**Work required**
Change "Help" to "Support" in everything from the line containing "menu-separator [0,488,408,489]" down to the line containing "menu-item-label: Bookmarks [57,225,143,244]", and write out those lines again with nothing else altered.

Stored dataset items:
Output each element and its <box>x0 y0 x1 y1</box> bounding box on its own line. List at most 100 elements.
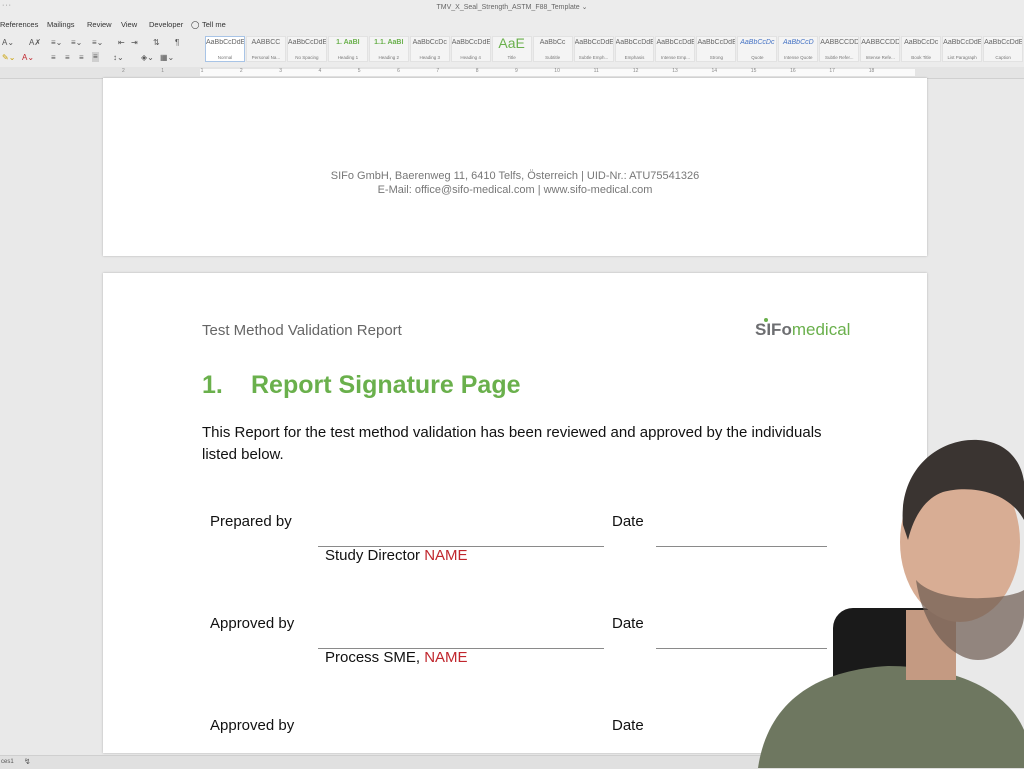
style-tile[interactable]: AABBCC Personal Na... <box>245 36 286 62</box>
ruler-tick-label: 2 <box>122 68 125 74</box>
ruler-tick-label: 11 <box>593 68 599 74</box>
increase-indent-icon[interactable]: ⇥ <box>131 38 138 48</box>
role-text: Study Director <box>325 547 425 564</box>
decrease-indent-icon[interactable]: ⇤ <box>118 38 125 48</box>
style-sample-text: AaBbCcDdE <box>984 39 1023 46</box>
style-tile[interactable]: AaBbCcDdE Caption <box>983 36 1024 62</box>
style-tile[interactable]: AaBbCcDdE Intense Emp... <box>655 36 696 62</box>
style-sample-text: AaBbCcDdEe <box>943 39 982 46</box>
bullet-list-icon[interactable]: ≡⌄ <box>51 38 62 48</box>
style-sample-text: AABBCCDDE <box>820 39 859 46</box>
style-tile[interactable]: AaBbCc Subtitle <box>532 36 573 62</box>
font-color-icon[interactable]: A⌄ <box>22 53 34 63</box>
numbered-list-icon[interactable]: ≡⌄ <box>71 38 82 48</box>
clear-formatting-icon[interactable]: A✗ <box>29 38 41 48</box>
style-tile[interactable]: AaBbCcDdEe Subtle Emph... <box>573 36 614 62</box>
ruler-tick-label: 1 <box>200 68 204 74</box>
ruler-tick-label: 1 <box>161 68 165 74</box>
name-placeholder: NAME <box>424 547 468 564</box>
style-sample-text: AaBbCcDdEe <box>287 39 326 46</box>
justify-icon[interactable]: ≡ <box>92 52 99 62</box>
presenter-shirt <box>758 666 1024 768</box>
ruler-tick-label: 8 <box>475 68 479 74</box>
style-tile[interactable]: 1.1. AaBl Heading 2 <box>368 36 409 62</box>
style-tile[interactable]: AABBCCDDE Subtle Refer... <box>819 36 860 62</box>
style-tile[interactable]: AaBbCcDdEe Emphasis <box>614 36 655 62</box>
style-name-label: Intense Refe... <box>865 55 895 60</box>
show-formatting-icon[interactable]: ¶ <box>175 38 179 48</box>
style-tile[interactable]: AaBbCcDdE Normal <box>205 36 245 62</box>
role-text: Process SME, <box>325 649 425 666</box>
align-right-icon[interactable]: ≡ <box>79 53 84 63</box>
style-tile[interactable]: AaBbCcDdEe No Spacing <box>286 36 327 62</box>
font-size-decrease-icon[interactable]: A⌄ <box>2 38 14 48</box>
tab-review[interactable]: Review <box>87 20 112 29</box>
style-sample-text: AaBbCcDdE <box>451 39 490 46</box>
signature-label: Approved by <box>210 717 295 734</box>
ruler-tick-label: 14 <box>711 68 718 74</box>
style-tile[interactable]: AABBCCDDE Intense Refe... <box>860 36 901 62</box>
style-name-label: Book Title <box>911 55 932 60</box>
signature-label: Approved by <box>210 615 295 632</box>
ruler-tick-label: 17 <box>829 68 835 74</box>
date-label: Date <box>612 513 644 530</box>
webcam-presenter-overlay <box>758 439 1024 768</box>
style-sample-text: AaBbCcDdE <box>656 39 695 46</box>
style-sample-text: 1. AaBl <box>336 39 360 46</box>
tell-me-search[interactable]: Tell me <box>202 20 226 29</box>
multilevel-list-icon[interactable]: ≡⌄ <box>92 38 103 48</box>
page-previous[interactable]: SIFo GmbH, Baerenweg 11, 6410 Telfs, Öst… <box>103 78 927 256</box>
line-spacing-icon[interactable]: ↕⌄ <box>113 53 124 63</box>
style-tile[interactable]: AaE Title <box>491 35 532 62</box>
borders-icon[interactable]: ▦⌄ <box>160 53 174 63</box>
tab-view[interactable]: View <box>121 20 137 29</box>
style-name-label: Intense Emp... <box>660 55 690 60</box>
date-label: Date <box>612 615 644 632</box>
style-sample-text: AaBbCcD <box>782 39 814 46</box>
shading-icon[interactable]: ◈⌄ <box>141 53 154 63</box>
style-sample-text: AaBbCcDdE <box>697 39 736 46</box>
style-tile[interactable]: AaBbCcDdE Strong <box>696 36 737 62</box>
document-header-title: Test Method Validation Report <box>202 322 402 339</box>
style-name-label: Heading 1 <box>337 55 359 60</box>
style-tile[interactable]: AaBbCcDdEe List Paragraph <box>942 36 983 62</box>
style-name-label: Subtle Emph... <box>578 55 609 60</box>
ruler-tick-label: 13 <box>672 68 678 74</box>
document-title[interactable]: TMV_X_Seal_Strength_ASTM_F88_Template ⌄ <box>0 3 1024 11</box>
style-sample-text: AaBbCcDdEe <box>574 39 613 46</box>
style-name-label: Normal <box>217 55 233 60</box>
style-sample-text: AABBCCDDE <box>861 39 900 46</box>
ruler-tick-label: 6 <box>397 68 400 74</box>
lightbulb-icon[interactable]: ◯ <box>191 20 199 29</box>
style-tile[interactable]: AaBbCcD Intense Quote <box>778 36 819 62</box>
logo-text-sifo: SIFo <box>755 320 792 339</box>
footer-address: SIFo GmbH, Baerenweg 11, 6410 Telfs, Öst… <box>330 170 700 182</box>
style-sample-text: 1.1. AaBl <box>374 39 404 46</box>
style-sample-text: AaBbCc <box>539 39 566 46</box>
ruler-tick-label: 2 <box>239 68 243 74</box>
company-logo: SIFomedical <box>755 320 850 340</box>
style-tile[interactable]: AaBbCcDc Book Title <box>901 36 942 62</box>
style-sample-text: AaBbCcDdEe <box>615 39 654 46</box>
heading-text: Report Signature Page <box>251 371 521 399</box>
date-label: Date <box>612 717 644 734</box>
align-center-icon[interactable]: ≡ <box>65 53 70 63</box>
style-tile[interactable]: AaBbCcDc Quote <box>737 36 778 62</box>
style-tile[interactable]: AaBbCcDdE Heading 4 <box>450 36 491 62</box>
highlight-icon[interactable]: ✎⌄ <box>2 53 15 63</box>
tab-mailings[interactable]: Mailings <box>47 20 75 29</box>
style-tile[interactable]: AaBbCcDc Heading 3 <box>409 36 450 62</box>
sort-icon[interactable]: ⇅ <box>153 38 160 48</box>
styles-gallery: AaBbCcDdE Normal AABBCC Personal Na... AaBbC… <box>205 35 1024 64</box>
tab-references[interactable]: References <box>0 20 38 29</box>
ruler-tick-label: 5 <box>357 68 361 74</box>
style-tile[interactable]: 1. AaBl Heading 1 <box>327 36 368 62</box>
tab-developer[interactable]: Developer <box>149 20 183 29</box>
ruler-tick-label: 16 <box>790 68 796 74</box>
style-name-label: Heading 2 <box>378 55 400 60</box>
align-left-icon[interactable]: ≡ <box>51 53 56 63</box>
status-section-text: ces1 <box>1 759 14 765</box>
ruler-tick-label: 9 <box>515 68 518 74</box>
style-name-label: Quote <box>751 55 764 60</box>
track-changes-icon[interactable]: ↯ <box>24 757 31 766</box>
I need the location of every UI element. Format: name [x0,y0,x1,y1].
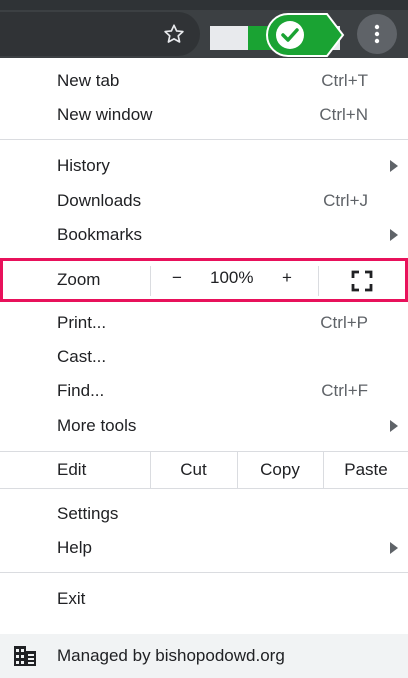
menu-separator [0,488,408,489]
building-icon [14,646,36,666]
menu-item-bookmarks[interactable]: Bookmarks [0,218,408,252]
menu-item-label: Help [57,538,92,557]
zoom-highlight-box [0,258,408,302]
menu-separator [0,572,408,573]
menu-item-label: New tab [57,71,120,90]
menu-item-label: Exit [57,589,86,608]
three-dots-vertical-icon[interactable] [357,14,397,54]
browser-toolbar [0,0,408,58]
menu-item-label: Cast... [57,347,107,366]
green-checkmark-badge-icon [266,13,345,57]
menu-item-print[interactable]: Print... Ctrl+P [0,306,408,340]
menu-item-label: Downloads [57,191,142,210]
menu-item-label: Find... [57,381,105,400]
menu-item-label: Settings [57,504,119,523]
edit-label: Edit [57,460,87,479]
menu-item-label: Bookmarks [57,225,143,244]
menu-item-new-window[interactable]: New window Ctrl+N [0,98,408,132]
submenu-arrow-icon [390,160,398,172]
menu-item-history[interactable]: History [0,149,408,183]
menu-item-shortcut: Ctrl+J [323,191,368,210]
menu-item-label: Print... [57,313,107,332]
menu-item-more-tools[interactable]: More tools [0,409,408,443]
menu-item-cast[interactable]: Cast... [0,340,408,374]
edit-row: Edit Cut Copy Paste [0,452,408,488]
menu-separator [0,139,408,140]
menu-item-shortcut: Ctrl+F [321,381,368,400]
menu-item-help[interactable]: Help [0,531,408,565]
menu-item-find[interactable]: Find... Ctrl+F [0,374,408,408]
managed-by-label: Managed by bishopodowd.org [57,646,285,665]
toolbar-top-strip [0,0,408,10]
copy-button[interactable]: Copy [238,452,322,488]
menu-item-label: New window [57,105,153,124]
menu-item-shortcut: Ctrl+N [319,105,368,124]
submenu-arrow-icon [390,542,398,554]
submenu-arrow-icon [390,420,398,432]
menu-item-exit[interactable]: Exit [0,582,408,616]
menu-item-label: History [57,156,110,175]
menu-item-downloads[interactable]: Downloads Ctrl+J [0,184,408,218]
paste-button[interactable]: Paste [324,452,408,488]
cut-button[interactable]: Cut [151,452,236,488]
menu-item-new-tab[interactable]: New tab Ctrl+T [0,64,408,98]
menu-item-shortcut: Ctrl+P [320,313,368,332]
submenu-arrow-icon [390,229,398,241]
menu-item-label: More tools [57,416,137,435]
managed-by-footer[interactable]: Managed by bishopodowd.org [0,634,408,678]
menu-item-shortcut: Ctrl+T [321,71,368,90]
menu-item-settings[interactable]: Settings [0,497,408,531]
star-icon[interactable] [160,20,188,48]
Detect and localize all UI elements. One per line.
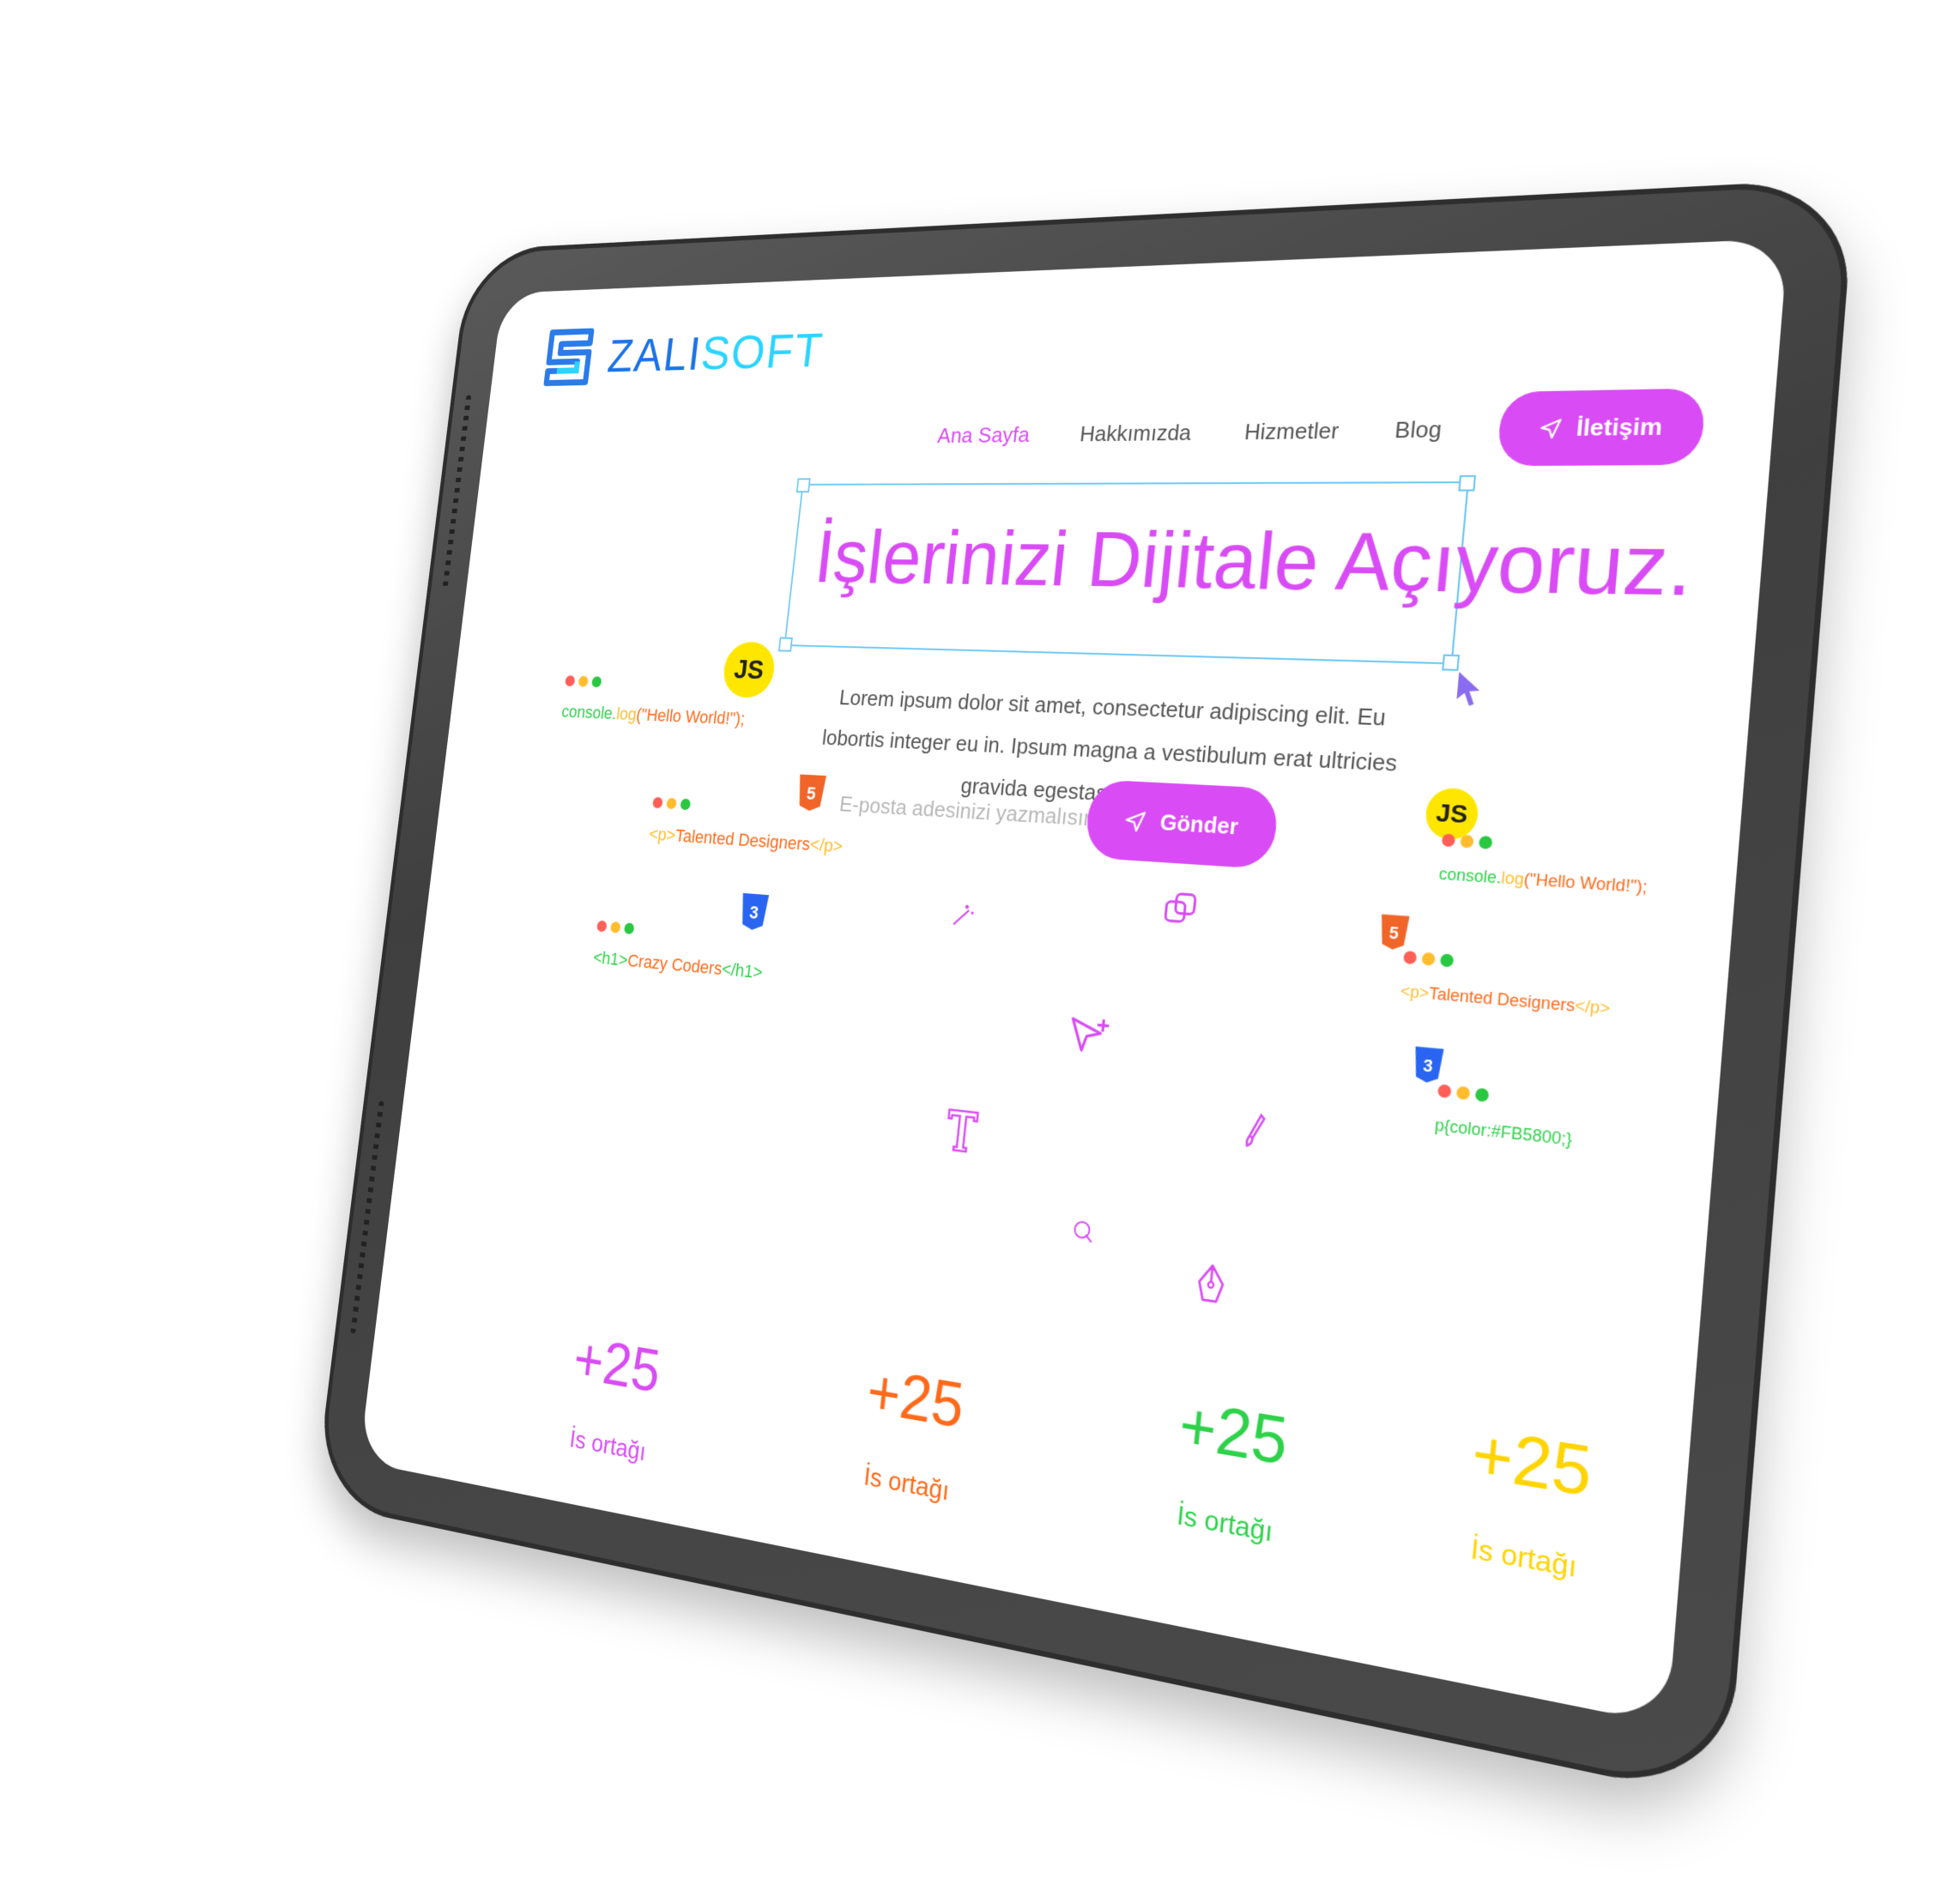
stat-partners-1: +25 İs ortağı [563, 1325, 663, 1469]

**Full answer**
menu-separator [0,488,408,489]
building-icon [14,646,36,666]
menu-item-bookmarks[interactable]: Bookmarks [0,218,408,252]
menu-item-label: Support [57,538,92,557]
zoom-highlight-box [0,258,408,302]
menu-separator [0,572,408,573]
menu-item-label: New tab [57,71,120,90]
menu-item-label: Exit [57,589,86,608]
three-dots-vertical-icon[interactable] [357,14,397,54]
browser-toolbar [0,0,408,58]
menu-item-label: Cast... [57,347,107,366]
green-checkmark-badge-icon [266,13,345,57]
menu-item-print[interactable]: Print... Ctrl+P [0,306,408,340]
menu-item-label: Downloads [57,191,142,210]
menu-item-label: Find... [57,381,105,400]
menu-item-label: Settings [57,504,119,523]
edit-label: Edit [57,460,87,479]
menu-item-label: Bookmarks [57,225,143,244]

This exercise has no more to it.